Write out the full listing exactly as given, minus the images.

Dataset items
• • • •

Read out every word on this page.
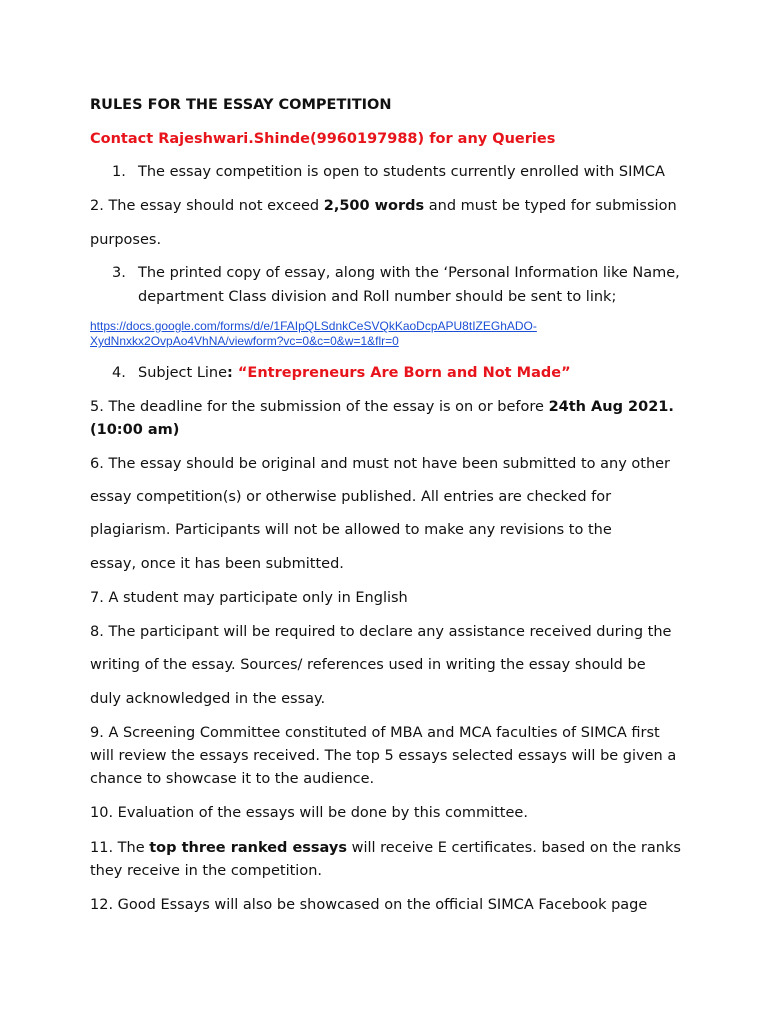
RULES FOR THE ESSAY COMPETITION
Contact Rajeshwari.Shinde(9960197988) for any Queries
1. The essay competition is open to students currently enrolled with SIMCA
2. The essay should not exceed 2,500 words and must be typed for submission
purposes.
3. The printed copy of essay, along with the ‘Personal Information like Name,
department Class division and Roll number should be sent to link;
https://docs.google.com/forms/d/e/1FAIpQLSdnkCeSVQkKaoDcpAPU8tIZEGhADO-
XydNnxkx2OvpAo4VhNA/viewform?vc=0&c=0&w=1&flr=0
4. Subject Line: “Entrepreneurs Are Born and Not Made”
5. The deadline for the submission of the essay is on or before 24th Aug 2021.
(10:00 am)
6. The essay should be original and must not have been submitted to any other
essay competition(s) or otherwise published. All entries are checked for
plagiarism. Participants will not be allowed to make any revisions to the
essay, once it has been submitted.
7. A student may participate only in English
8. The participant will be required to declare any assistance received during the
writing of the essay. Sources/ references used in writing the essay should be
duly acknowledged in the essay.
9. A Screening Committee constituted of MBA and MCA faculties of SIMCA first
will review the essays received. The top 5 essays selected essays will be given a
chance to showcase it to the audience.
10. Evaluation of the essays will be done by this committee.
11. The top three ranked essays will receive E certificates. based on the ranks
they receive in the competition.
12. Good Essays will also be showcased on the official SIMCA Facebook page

• • • •

**Written answer**
Read out every word on this page.
RULES FOR THE ESSAY COMPETITION
Contact Rajeshwari.Shinde(9960197988) for any Queries
1. The essay competition is open to students currently enrolled with SIMCA
2. The essay should not exceed 2,500 words and must be typed for submission
purposes.
3. The printed copy of essay, along with the ‘Personal Information like Name,
department Class division and Roll number should be sent to link;
https://docs.google.com/forms/d/e/1FAIpQLSdnkCeSVQkKaoDcpAPU8tIZEGhADO-
XydNnxkx2OvpAo4VhNA/viewform?vc=0&c=0&w=1&flr=0
4. Subject Line: “Entrepreneurs Are Born and Not Made”
5. The deadline for the submission of the essay is on or before 24th Aug 2021.
(10:00 am)
6. The essay should be original and must not have been submitted to any other
essay competition(s) or otherwise published. All entries are checked for
plagiarism. Participants will not be allowed to make any revisions to the
essay, once it has been submitted.
7. A student may participate only in English
8. The participant will be required to declare any assistance received during the
writing of the essay. Sources/ references used in writing the essay should be
duly acknowledged in the essay.
9. A Screening Committee constituted of MBA and MCA faculties of SIMCA first
will review the essays received. The top 5 essays selected essays will be given a
chance to showcase it to the audience.
10. Evaluation of the essays will be done by this committee.
11. The top three ranked essays will receive E certificates. based on the ranks
they receive in the competition.
12. Good Essays will also be showcased on the official SIMCA Facebook page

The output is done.